Stored items:

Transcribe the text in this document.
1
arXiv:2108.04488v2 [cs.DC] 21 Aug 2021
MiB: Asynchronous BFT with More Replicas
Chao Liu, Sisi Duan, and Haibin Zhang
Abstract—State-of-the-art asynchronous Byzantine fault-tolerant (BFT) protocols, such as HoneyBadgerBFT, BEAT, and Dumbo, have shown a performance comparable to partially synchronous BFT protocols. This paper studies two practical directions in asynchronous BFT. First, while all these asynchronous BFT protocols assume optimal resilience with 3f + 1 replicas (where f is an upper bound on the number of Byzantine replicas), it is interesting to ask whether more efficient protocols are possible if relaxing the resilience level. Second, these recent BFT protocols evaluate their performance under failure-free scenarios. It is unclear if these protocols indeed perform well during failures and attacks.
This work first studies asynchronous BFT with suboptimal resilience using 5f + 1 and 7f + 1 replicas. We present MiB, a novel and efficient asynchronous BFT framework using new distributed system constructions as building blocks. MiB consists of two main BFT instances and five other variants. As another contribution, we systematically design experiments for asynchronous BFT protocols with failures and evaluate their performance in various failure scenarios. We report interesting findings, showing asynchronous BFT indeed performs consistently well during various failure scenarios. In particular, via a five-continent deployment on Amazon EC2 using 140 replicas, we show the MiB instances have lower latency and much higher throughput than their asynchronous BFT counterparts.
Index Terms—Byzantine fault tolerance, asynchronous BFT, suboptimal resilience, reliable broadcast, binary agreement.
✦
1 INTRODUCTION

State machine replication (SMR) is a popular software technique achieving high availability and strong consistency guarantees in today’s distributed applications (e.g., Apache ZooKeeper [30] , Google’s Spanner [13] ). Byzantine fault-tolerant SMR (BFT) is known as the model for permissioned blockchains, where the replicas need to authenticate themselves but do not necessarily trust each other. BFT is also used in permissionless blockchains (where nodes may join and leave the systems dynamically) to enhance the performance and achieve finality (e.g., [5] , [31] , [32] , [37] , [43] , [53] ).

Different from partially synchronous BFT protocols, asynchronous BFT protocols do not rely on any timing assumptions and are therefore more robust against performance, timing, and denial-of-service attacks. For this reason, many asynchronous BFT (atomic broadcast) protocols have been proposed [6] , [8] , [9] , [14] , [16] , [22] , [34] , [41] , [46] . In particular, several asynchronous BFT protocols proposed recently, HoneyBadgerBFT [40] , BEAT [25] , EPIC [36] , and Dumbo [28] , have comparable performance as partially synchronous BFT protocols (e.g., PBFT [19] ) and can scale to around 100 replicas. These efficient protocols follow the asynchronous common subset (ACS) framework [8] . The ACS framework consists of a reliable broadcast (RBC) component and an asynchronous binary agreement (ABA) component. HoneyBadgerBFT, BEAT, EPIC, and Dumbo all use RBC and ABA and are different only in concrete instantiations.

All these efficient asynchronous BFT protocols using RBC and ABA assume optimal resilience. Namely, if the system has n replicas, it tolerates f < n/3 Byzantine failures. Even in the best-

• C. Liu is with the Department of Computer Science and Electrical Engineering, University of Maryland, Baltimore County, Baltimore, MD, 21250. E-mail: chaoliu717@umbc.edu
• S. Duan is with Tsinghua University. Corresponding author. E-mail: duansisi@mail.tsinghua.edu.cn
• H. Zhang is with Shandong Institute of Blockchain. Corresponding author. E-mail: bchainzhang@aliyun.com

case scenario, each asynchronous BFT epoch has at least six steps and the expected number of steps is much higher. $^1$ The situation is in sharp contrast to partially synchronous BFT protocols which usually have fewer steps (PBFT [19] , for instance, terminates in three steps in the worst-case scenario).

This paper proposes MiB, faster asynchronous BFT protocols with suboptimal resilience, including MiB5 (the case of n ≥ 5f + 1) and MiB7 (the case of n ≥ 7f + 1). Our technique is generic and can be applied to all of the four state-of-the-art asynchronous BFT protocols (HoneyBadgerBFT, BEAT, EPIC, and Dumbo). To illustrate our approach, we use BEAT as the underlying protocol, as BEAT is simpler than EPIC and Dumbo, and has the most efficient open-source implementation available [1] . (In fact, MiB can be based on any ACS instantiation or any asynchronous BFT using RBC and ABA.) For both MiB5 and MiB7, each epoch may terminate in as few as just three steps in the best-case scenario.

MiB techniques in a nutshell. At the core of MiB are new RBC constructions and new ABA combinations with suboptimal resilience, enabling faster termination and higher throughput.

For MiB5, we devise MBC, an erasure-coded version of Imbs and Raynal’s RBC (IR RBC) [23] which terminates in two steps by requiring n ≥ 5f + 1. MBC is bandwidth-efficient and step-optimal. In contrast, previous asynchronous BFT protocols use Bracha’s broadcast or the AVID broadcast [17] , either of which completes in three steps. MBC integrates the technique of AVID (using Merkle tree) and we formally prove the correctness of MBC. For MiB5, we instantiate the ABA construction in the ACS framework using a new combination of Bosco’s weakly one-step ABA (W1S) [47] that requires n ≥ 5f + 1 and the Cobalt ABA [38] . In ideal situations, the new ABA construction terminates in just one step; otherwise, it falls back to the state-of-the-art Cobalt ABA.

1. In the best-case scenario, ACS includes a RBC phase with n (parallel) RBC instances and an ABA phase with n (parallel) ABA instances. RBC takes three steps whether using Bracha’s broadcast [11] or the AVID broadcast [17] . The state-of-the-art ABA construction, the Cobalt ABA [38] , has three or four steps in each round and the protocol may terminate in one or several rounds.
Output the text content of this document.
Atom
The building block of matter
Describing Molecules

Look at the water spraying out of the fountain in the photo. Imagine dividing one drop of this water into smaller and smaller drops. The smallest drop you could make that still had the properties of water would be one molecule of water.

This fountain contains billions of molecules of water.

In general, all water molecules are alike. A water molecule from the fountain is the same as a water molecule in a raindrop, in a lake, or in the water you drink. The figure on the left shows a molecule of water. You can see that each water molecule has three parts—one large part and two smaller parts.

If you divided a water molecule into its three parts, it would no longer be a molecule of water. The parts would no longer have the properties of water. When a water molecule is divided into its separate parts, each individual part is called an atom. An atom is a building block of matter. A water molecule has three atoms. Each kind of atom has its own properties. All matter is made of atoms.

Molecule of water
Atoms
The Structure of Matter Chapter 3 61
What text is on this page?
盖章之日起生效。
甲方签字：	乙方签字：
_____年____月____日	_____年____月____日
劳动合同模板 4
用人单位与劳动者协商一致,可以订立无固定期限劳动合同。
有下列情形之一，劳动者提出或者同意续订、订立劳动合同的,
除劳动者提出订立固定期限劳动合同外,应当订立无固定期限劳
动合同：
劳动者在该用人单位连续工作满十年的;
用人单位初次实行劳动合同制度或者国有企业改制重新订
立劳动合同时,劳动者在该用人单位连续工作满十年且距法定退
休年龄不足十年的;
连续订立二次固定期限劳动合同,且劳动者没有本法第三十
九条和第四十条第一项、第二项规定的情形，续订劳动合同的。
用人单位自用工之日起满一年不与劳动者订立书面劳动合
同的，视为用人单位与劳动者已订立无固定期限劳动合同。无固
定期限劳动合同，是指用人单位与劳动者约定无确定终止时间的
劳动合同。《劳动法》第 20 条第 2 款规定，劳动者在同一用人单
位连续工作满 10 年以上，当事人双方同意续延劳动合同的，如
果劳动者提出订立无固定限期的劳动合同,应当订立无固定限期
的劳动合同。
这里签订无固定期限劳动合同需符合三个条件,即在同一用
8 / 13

EXERCISE DETAILS: Return each entry from above without altering a single character.

SOLVED EXERCISE:
Transcribe the text in this document.
1
arXiv:2108.04488v2 [cs.DC] 21 Aug 2021
MiB: Asynchronous BFT with More Replicas
Chao Liu, Sisi Duan, and Haibin Zhang
Abstract—State-of-the-art asynchronous Byzantine fault-tolerant (BFT) protocols, such as HoneyBadgerBFT, BEAT, and Dumbo, have shown a performance comparable to partially synchronous BFT protocols. This paper studies two practical directions in asynchronous BFT. First, while all these asynchronous BFT protocols assume optimal resilience with 3f + 1 replicas (where f is an upper bound on the number of Byzantine replicas), it is interesting to ask whether more efficient protocols are possible if relaxing the resilience level. Second, these recent BFT protocols evaluate their performance under failure-free scenarios. It is unclear if these protocols indeed perform well during failures and attacks.
This work first studies asynchronous BFT with suboptimal resilience using 5f + 1 and 7f + 1 replicas. We present MiB, a novel and efficient asynchronous BFT framework using new distributed system constructions as building blocks. MiB consists of two main BFT instances and five other variants. As another contribution, we systematically design experiments for asynchronous BFT protocols with failures and evaluate their performance in various failure scenarios. We report interesting findings, showing asynchronous BFT indeed performs consistently well during various failure scenarios. In particular, via a five-continent deployment on Amazon EC2 using 140 replicas, we show the MiB instances have lower latency and much higher throughput than their asynchronous BFT counterparts.
Index Terms—Byzantine fault tolerance, asynchronous BFT, suboptimal resilience, reliable broadcast, binary agreement.
✦
1 INTRODUCTION

State machine replication (SMR) is a popular software technique achieving high availability and strong consistency guarantees in today’s distributed applications (e.g., Apache ZooKeeper [30] , Google’s Spanner [13] ). Byzantine fault-tolerant SMR (BFT) is known as the model for permissioned blockchains, where the replicas need to authenticate themselves but do not necessarily trust each other. BFT is also used in permissionless blockchains (where nodes may join and leave the systems dynamically) to enhance the performance and achieve finality (e.g., [5] , [31] , [32] , [37] , [43] , [53] ).

Different from partially synchronous BFT protocols, asynchronous BFT protocols do not rely on any timing assumptions and are therefore more robust against performance, timing, and denial-of-service attacks. For this reason, many asynchronous BFT (atomic broadcast) protocols have been proposed [6] , [8] , [9] , [14] , [16] , [22] , [34] , [41] , [46] . In particular, several asynchronous BFT protocols proposed recently, HoneyBadgerBFT [40] , BEAT [25] , EPIC [36] , and Dumbo [28] , have comparable performance as partially synchronous BFT protocols (e.g., PBFT [19] ) and can scale to around 100 replicas. These efficient protocols follow the asynchronous common subset (ACS) framework [8] . The ACS framework consists of a reliable broadcast (RBC) component and an asynchronous binary agreement (ABA) component. HoneyBadgerBFT, BEAT, EPIC, and Dumbo all use RBC and ABA and are different only in concrete instantiations.

All these efficient asynchronous BFT protocols using RBC and ABA assume optimal resilience. Namely, if the system has n replicas, it tolerates f < n/3 Byzantine failures. Even in the best-

• C. Liu is with the Department of Computer Science and Electrical Engineering, University of Maryland, Baltimore County, Baltimore, MD, 21250. E-mail: chaoliu717@umbc.edu
• S. Duan is with Tsinghua University. Corresponding author. E-mail: duansisi@mail.tsinghua.edu.cn
• H. Zhang is with Shandong Institute of Blockchain. Corresponding author. E-mail: bchainzhang@aliyun.com

case scenario, each asynchronous BFT epoch has at least six steps and the expected number of steps is much higher. $^1$ The situation is in sharp contrast to partially synchronous BFT protocols which usually have fewer steps (PBFT [19] , for instance, terminates in three steps in the worst-case scenario).

This paper proposes MiB, faster asynchronous BFT protocols with suboptimal resilience, including MiB5 (the case of n ≥ 5f + 1) and MiB7 (the case of n ≥ 7f + 1). Our technique is generic and can be applied to all of the four state-of-the-art asynchronous BFT protocols (HoneyBadgerBFT, BEAT, EPIC, and Dumbo). To illustrate our approach, we use BEAT as the underlying protocol, as BEAT is simpler than EPIC and Dumbo, and has the most efficient open-source implementation available [1] . (In fact, MiB can be based on any ACS instantiation or any asynchronous BFT using RBC and ABA.) For both MiB5 and MiB7, each epoch may terminate in as few as just three steps in the best-case scenario.

MiB techniques in a nutshell. At the core of MiB are new RBC constructions and new ABA combinations with suboptimal resilience, enabling faster termination and higher throughput.

For MiB5, we devise MBC, an erasure-coded version of Imbs and Raynal’s RBC (IR RBC) [23] which terminates in two steps by requiring n ≥ 5f + 1. MBC is bandwidth-efficient and step-optimal. In contrast, previous asynchronous BFT protocols use Bracha’s broadcast or the AVID broadcast [17] , either of which completes in three steps. MBC integrates the technique of AVID (using Merkle tree) and we formally prove the correctness of MBC. For MiB5, we instantiate the ABA construction in the ACS framework using a new combination of Bosco’s weakly one-step ABA (W1S) [47] that requires n ≥ 5f + 1 and the Cobalt ABA [38] . In ideal situations, the new ABA construction terminates in just one step; otherwise, it falls back to the state-of-the-art Cobalt ABA.

1. In the best-case scenario, ACS includes a RBC phase with n (parallel) RBC instances and an ABA phase with n (parallel) ABA instances. RBC takes three steps whether using Bracha’s broadcast [11] or the AVID broadcast [17] . The state-of-the-art ABA construction, the Cobalt ABA [38] , has three or four steps in each round and the protocol may terminate in one or several rounds.
Output the text content of this document.
Atom
The building block of matter
Describing Molecules

Look at the water spraying out of the fountain in the photo. Imagine dividing one drop of this water into smaller and smaller drops. The smallest drop you could make that still had the properties of water would be one molecule of water.

This fountain contains billions of molecules of water.

In general, all water molecules are alike. A water molecule from the fountain is the same as a water molecule in a raindrop, in a lake, or in the water you drink. The figure on the left shows a molecule of water. You can see that each water molecule has three parts—one large part and two smaller parts.

If you divided a water molecule into its three parts, it would no longer be a molecule of water. The parts would no longer have the properties of water. When a water molecule is divided into its separate parts, each individual part is called an atom. An atom is a building block of matter. A water molecule has three atoms. Each kind of atom has its own properties. All matter is made of atoms.

Molecule of water
Atoms
The Structure of Matter Chapter 3 61
What text is on this page?
盖章之日起生效。
甲方签字：	乙方签字：
_____年____月____日	_____年____月____日
劳动合同模板 4
用人单位与劳动者协商一致,可以订立无固定期限劳动合同。
有下列情形之一，劳动者提出或者同意续订、订立劳动合同的,
除劳动者提出订立固定期限劳动合同外,应当订立无固定期限劳
动合同：
劳动者在该用人单位连续工作满十年的;
用人单位初次实行劳动合同制度或者国有企业改制重新订
立劳动合同时,劳动者在该用人单位连续工作满十年且距法定退
休年龄不足十年的;
连续订立二次固定期限劳动合同,且劳动者没有本法第三十
九条和第四十条第一项、第二项规定的情形，续订劳动合同的。
用人单位自用工之日起满一年不与劳动者订立书面劳动合
同的，视为用人单位与劳动者已订立无固定期限劳动合同。无固
定期限劳动合同，是指用人单位与劳动者约定无确定终止时间的
劳动合同。《劳动法》第 20 条第 2 款规定，劳动者在同一用人单
位连续工作满 10 年以上，当事人双方同意续延劳动合同的，如
果劳动者提出订立无固定限期的劳动合同,应当订立无固定限期
的劳动合同。
这里签订无固定期限劳动合同需符合三个条件,即在同一用
8 / 13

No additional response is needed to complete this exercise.